Task description:
Without the pictures, can you quote each line below exactly?

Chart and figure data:
········
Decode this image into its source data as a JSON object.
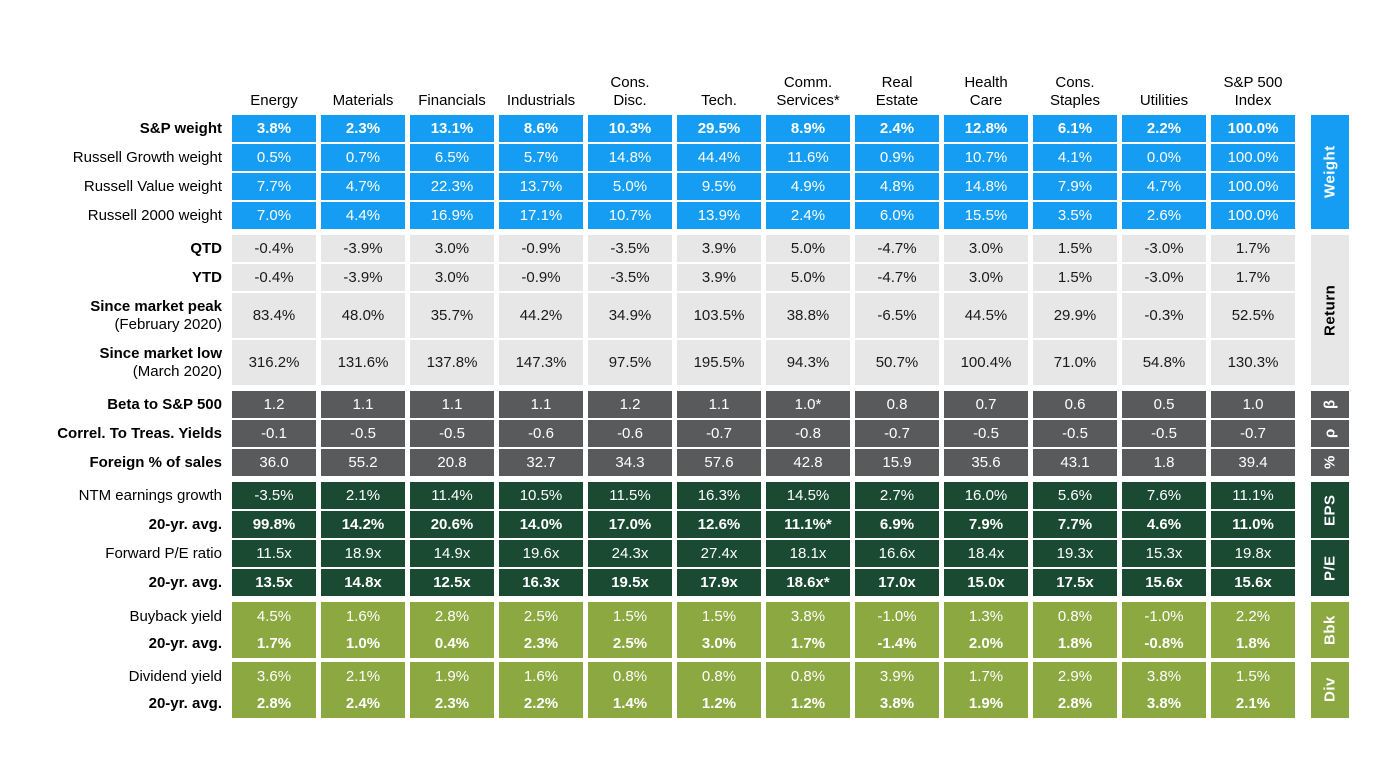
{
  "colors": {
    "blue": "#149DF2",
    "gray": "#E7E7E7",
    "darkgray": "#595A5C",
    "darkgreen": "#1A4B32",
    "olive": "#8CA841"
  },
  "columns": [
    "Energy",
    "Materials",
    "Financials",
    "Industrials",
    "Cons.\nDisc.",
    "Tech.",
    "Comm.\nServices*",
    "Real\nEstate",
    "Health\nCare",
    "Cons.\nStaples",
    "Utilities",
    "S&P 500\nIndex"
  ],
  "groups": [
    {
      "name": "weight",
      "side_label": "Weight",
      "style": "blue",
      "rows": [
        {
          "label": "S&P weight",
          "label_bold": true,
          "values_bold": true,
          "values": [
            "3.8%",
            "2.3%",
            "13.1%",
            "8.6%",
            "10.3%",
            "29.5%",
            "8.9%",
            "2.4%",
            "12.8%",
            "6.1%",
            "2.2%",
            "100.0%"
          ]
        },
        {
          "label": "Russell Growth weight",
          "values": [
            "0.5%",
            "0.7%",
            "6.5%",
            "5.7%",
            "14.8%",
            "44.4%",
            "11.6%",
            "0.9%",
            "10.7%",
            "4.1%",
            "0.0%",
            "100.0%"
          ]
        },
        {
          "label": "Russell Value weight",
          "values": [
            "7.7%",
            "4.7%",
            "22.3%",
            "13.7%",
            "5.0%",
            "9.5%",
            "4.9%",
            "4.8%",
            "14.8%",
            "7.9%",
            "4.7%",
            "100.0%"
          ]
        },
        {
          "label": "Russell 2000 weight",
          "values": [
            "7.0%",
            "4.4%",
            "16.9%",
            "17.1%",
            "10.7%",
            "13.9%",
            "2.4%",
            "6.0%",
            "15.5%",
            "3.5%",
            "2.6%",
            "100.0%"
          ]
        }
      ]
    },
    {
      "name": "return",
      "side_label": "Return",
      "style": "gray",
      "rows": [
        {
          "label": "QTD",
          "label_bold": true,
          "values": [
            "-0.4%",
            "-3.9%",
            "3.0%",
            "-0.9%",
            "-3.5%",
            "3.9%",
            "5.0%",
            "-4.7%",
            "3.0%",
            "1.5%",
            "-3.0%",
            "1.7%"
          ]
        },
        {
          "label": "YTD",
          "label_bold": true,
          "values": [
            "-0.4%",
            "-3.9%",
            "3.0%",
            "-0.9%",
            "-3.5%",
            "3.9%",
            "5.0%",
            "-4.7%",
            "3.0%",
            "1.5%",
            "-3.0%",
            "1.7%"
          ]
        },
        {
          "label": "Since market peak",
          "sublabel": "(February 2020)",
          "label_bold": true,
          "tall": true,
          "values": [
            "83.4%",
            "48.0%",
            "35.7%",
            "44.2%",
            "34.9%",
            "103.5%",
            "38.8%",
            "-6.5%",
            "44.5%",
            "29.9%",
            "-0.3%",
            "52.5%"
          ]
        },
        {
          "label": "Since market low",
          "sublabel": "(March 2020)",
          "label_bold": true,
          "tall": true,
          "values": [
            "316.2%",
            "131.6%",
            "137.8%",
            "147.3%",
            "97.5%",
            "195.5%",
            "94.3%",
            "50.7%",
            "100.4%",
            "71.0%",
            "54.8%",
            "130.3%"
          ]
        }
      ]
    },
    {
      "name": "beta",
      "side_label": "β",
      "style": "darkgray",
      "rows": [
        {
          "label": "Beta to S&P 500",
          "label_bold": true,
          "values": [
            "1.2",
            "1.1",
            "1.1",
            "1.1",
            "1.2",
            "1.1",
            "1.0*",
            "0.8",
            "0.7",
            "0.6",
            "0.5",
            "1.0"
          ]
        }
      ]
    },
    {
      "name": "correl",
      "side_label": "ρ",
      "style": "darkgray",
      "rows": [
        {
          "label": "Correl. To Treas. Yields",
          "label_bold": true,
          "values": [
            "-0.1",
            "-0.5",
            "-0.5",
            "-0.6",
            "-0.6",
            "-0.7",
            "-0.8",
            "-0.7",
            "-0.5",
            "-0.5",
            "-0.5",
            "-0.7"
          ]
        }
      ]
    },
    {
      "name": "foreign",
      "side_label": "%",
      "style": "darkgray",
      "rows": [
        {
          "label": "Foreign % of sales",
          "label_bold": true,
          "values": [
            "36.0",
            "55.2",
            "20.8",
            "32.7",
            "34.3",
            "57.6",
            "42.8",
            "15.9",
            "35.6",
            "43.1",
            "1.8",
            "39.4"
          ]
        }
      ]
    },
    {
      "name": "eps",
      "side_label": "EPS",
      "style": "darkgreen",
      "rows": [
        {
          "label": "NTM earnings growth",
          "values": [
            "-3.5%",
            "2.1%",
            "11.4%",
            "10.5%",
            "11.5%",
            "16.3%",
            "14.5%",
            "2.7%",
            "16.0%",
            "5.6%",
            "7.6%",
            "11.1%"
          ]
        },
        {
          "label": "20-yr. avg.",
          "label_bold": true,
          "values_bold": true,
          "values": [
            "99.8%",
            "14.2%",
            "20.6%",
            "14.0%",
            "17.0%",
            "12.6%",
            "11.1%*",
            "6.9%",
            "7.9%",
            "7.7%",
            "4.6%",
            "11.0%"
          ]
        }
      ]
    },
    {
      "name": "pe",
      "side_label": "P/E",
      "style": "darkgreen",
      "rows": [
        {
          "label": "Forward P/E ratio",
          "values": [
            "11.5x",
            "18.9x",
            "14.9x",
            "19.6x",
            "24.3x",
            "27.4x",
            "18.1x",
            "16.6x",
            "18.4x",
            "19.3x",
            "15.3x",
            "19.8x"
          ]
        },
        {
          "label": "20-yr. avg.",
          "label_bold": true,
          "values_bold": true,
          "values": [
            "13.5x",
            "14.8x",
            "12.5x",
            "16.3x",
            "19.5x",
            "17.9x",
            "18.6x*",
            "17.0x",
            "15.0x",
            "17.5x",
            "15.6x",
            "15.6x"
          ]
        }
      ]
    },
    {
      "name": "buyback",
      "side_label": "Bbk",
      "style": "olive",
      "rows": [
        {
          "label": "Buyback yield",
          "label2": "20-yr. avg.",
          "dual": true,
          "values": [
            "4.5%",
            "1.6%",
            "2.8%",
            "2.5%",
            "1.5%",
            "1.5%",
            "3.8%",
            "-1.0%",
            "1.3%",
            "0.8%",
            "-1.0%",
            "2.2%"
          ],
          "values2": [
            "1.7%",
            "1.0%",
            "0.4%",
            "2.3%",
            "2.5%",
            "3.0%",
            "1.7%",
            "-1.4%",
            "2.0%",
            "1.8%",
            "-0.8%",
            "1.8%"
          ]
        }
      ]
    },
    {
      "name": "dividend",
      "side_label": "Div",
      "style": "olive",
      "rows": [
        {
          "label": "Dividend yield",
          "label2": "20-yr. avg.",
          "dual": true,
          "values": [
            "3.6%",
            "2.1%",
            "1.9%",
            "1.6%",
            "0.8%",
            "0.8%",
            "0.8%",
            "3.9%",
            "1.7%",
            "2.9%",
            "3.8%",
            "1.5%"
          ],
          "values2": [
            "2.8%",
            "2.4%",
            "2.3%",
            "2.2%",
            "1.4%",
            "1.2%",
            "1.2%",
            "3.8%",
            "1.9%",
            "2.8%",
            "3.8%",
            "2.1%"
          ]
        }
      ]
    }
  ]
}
········
Exercise result:
Decode this image into its source data as a JSON object.
{
  "colors": {
    "blue": "#149DF2",
    "gray": "#E7E7E7",
    "darkgray": "#595A5C",
    "darkgreen": "#1A4B32",
    "olive": "#8CA841"
  },
  "columns": [
    "Energy",
    "Materials",
    "Financials",
    "Industrials",
    "Cons.\nDisc.",
    "Tech.",
    "Comm.\nServices*",
    "Real\nEstate",
    "Health\nCare",
    "Cons.\nStaples",
    "Utilities",
    "S&P 500\nIndex"
  ],
  "groups": [
    {
      "name": "weight",
      "side_label": "Weight",
      "style": "blue",
      "rows": [
        {
          "label": "S&P weight",
          "label_bold": true,
          "values_bold": true,
          "values": [
            "3.8%",
            "2.3%",
            "13.1%",
            "8.6%",
            "10.3%",
            "29.5%",
            "8.9%",
            "2.4%",
            "12.8%",
            "6.1%",
            "2.2%",
            "100.0%"
          ]
        },
        {
          "label": "Russell Growth weight",
          "values": [
            "0.5%",
            "0.7%",
            "6.5%",
            "5.7%",
            "14.8%",
            "44.4%",
            "11.6%",
            "0.9%",
            "10.7%",
            "4.1%",
            "0.0%",
            "100.0%"
          ]
        },
        {
          "label": "Russell Value weight",
          "values": [
            "7.7%",
            "4.7%",
            "22.3%",
            "13.7%",
            "5.0%",
            "9.5%",
            "4.9%",
            "4.8%",
            "14.8%",
            "7.9%",
            "4.7%",
            "100.0%"
          ]
        },
        {
          "label": "Russell 2000 weight",
          "values": [
            "7.0%",
            "4.4%",
            "16.9%",
            "17.1%",
            "10.7%",
            "13.9%",
            "2.4%",
            "6.0%",
            "15.5%",
            "3.5%",
            "2.6%",
            "100.0%"
          ]
        }
      ]
    },
    {
      "name": "return",
      "side_label": "Return",
      "style": "gray",
      "rows": [
        {
          "label": "QTD",
          "label_bold": true,
          "values": [
            "-0.4%",
            "-3.9%",
            "3.0%",
            "-0.9%",
            "-3.5%",
            "3.9%",
            "5.0%",
            "-4.7%",
            "3.0%",
            "1.5%",
            "-3.0%",
            "1.7%"
          ]
        },
        {
          "label": "YTD",
          "label_bold": true,
          "values": [
            "-0.4%",
            "-3.9%",
            "3.0%",
            "-0.9%",
            "-3.5%",
            "3.9%",
            "5.0%",
            "-4.7%",
            "3.0%",
            "1.5%",
            "-3.0%",
            "1.7%"
          ]
        },
        {
          "label": "Since market peak",
          "sublabel": "(February 2020)",
          "label_bold": true,
          "tall": true,
          "values": [
            "83.4%",
            "48.0%",
            "35.7%",
            "44.2%",
            "34.9%",
            "103.5%",
            "38.8%",
            "-6.5%",
            "44.5%",
            "29.9%",
            "-0.3%",
            "52.5%"
          ]
        },
        {
          "label": "Since market low",
          "sublabel": "(March 2020)",
          "label_bold": true,
          "tall": true,
          "values": [
            "316.2%",
            "131.6%",
            "137.8%",
            "147.3%",
            "97.5%",
            "195.5%",
            "94.3%",
            "50.7%",
            "100.4%",
            "71.0%",
            "54.8%",
            "130.3%"
          ]
        }
      ]
    },
    {
      "name": "beta",
      "side_label": "β",
      "style": "darkgray",
      "rows": [
        {
          "label": "Beta to S&P 500",
          "label_bold": true,
          "values": [
            "1.2",
            "1.1",
            "1.1",
            "1.1",
            "1.2",
            "1.1",
            "1.0*",
            "0.8",
            "0.7",
            "0.6",
            "0.5",
            "1.0"
          ]
        }
      ]
    },
    {
      "name": "correl",
      "side_label": "ρ",
      "style": "darkgray",
      "rows": [
        {
          "label": "Correl. To Treas. Yields",
          "label_bold": true,
          "values": [
            "-0.1",
            "-0.5",
            "-0.5",
            "-0.6",
            "-0.6",
            "-0.7",
            "-0.8",
            "-0.7",
            "-0.5",
            "-0.5",
            "-0.5",
            "-0.7"
          ]
        }
      ]
    },
    {
      "name": "foreign",
      "side_label": "%",
      "style": "darkgray",
      "rows": [
        {
          "label": "Foreign % of sales",
          "label_bold": true,
          "values": [
            "36.0",
            "55.2",
            "20.8",
            "32.7",
            "34.3",
            "57.6",
            "42.8",
            "15.9",
            "35.6",
            "43.1",
            "1.8",
            "39.4"
          ]
        }
      ]
    },
    {
      "name": "eps",
      "side_label": "EPS",
      "style": "darkgreen",
      "rows": [
        {
          "label": "NTM earnings growth",
          "values": [
            "-3.5%",
            "2.1%",
            "11.4%",
            "10.5%",
            "11.5%",
            "16.3%",
            "14.5%",
            "2.7%",
            "16.0%",
            "5.6%",
            "7.6%",
            "11.1%"
          ]
        },
        {
          "label": "20-yr. avg.",
          "label_bold": true,
          "values_bold": true,
          "values": [
            "99.8%",
            "14.2%",
            "20.6%",
            "14.0%",
            "17.0%",
            "12.6%",
            "11.1%*",
            "6.9%",
            "7.9%",
            "7.7%",
            "4.6%",
            "11.0%"
          ]
        }
      ]
    },
    {
      "name": "pe",
      "side_label": "P/E",
      "style": "darkgreen",
      "rows": [
        {
          "label": "Forward P/E ratio",
          "values": [
            "11.5x",
            "18.9x",
            "14.9x",
            "19.6x",
            "24.3x",
            "27.4x",
            "18.1x",
            "16.6x",
            "18.4x",
            "19.3x",
            "15.3x",
            "19.8x"
          ]
        },
        {
          "label": "20-yr. avg.",
          "label_bold": true,
          "values_bold": true,
          "values": [
            "13.5x",
            "14.8x",
            "12.5x",
            "16.3x",
            "19.5x",
            "17.9x",
            "18.6x*",
            "17.0x",
            "15.0x",
            "17.5x",
            "15.6x",
            "15.6x"
          ]
        }
      ]
    },
    {
      "name": "buyback",
      "side_label": "Bbk",
      "style": "olive",
      "rows": [
        {
          "label": "Buyback yield",
          "label2": "20-yr. avg.",
          "dual": true,
          "values": [
            "4.5%",
            "1.6%",
            "2.8%",
            "2.5%",
            "1.5%",
            "1.5%",
            "3.8%",
            "-1.0%",
            "1.3%",
            "0.8%",
            "-1.0%",
            "2.2%"
          ],
          "values2": [
            "1.7%",
            "1.0%",
            "0.4%",
            "2.3%",
            "2.5%",
            "3.0%",
            "1.7%",
            "-1.4%",
            "2.0%",
            "1.8%",
            "-0.8%",
            "1.8%"
          ]
        }
      ]
    },
    {
      "name": "dividend",
      "side_label": "Div",
      "style": "olive",
      "rows": [
        {
          "label": "Dividend yield",
          "label2": "20-yr. avg.",
          "dual": true,
          "values": [
            "3.6%",
            "2.1%",
            "1.9%",
            "1.6%",
            "0.8%",
            "0.8%",
            "0.8%",
            "3.9%",
            "1.7%",
            "2.9%",
            "3.8%",
            "1.5%"
          ],
          "values2": [
            "2.8%",
            "2.4%",
            "2.3%",
            "2.2%",
            "1.4%",
            "1.2%",
            "1.2%",
            "3.8%",
            "1.9%",
            "2.8%",
            "3.8%",
            "2.1%"
          ]
        }
      ]
    }
  ]
}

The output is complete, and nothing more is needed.